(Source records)
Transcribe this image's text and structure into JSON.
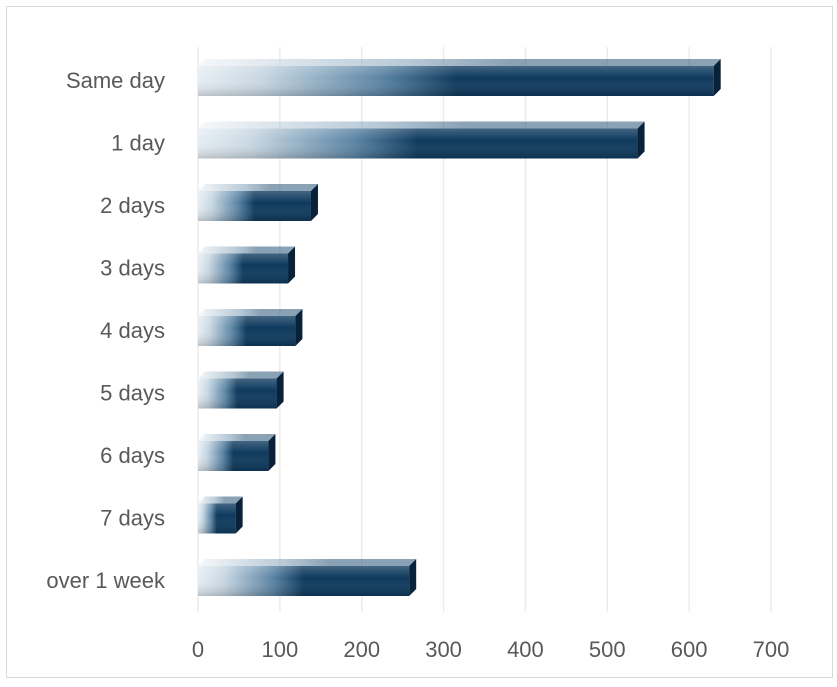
{
  "chart_data": {
    "type": "bar",
    "orientation": "horizontal",
    "categories": [
      "Same day",
      "1 day",
      "2 days",
      "3 days",
      "4 days",
      "5 days",
      "6 days",
      "7 days",
      "over 1 week"
    ],
    "values": [
      630,
      537,
      138,
      110,
      119,
      96,
      86,
      46,
      258
    ],
    "xlim": [
      0,
      700
    ],
    "x_ticks": [
      0,
      100,
      200,
      300,
      400,
      500,
      600,
      700
    ],
    "title": "",
    "xlabel": "",
    "ylabel": "",
    "grid": "vertical",
    "legend": "none",
    "bar_style": "3d-gradient"
  },
  "colors": {
    "bar_dark": "#0e3a5e",
    "bar_light": "#e6eef4",
    "bar_side": "#07223a",
    "bar_top": "#2b5678",
    "grid": "#ececec",
    "text": "#595959",
    "frame": "#d9d9d9"
  }
}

• What to do:
Generate a word-for-word copy of the preceding records, excluding all pictures.

• Output below:
Transcribe this image's text and structure into JSON.
{
  "chart_data": {
    "type": "bar",
    "orientation": "horizontal",
    "categories": [
      "Same day",
      "1 day",
      "2 days",
      "3 days",
      "4 days",
      "5 days",
      "6 days",
      "7 days",
      "over 1 week"
    ],
    "values": [
      630,
      537,
      138,
      110,
      119,
      96,
      86,
      46,
      258
    ],
    "xlim": [
      0,
      700
    ],
    "x_ticks": [
      0,
      100,
      200,
      300,
      400,
      500,
      600,
      700
    ],
    "title": "",
    "xlabel": "",
    "ylabel": "",
    "grid": "vertical",
    "legend": "none",
    "bar_style": "3d-gradient"
  },
  "colors": {
    "bar_dark": "#0e3a5e",
    "bar_light": "#e6eef4",
    "bar_side": "#07223a",
    "bar_top": "#2b5678",
    "grid": "#ececec",
    "text": "#595959",
    "frame": "#d9d9d9"
  }
}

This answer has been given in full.